▶ Rows:
◇ ◇ ◇
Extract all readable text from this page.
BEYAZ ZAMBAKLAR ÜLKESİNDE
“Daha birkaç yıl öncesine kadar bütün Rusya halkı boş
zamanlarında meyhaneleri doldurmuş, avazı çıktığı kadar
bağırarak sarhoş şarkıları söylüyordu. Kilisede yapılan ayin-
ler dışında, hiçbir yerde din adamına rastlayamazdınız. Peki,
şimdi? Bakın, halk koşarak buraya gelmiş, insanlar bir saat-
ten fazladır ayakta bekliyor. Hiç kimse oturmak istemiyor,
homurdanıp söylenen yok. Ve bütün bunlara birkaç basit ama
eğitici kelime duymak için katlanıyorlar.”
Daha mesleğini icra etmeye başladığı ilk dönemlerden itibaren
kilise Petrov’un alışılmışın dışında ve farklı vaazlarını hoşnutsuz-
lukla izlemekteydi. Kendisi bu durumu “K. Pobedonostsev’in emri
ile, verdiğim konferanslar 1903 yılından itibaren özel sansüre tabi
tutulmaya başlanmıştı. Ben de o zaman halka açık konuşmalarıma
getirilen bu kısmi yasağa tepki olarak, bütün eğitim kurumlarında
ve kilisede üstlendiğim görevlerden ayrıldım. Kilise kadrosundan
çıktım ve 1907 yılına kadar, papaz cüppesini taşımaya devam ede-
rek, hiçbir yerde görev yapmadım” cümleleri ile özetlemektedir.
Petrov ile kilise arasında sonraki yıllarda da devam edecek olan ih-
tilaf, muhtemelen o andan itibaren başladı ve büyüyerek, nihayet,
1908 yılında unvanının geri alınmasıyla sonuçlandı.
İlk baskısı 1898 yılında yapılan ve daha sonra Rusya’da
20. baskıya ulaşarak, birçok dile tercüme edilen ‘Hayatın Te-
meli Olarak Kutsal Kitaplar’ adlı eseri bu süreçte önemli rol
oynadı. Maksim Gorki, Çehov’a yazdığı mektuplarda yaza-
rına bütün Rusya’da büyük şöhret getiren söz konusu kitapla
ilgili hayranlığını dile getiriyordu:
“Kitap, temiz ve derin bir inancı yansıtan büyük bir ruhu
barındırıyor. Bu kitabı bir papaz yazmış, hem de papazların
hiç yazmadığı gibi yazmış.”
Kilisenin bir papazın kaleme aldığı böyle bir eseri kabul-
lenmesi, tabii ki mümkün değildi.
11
◇ ◇ ◇
▶ Problem to solve:
Copy down the whole of the data above, matching it exactly.

▶ Response:
Extract all readable text from this page.
BEYAZ ZAMBAKLAR ÜLKESİNDE
“Daha birkaç yıl öncesine kadar bütün Rusya halkı boş
zamanlarında meyhaneleri doldurmuş, avazı çıktığı kadar
bağırarak sarhoş şarkıları söylüyordu. Kilisede yapılan ayin-
ler dışında, hiçbir yerde din adamına rastlayamazdınız. Peki,
şimdi? Bakın, halk koşarak buraya gelmiş, insanlar bir saat-
ten fazladır ayakta bekliyor. Hiç kimse oturmak istemiyor,
homurdanıp söylenen yok. Ve bütün bunlara birkaç basit ama
eğitici kelime duymak için katlanıyorlar.”
Daha mesleğini icra etmeye başladığı ilk dönemlerden itibaren
kilise Petrov’un alışılmışın dışında ve farklı vaazlarını hoşnutsuz-
lukla izlemekteydi. Kendisi bu durumu “K. Pobedonostsev’in emri
ile, verdiğim konferanslar 1903 yılından itibaren özel sansüre tabi
tutulmaya başlanmıştı. Ben de o zaman halka açık konuşmalarıma
getirilen bu kısmi yasağa tepki olarak, bütün eğitim kurumlarında
ve kilisede üstlendiğim görevlerden ayrıldım. Kilise kadrosundan
çıktım ve 1907 yılına kadar, papaz cüppesini taşımaya devam ede-
rek, hiçbir yerde görev yapmadım” cümleleri ile özetlemektedir.
Petrov ile kilise arasında sonraki yıllarda da devam edecek olan ih-
tilaf, muhtemelen o andan itibaren başladı ve büyüyerek, nihayet,
1908 yılında unvanının geri alınmasıyla sonuçlandı.
İlk baskısı 1898 yılında yapılan ve daha sonra Rusya’da
20. baskıya ulaşarak, birçok dile tercüme edilen ‘Hayatın Te-
meli Olarak Kutsal Kitaplar’ adlı eseri bu süreçte önemli rol
oynadı. Maksim Gorki, Çehov’a yazdığı mektuplarda yaza-
rına bütün Rusya’da büyük şöhret getiren söz konusu kitapla
ilgili hayranlığını dile getiriyordu:
“Kitap, temiz ve derin bir inancı yansıtan büyük bir ruhu
barındırıyor. Bu kitabı bir papaz yazmış, hem de papazların
hiç yazmadığı gibi yazmış.”
Kilisenin bir papazın kaleme aldığı böyle bir eseri kabul-
lenmesi, tabii ki mümkün değildi.
11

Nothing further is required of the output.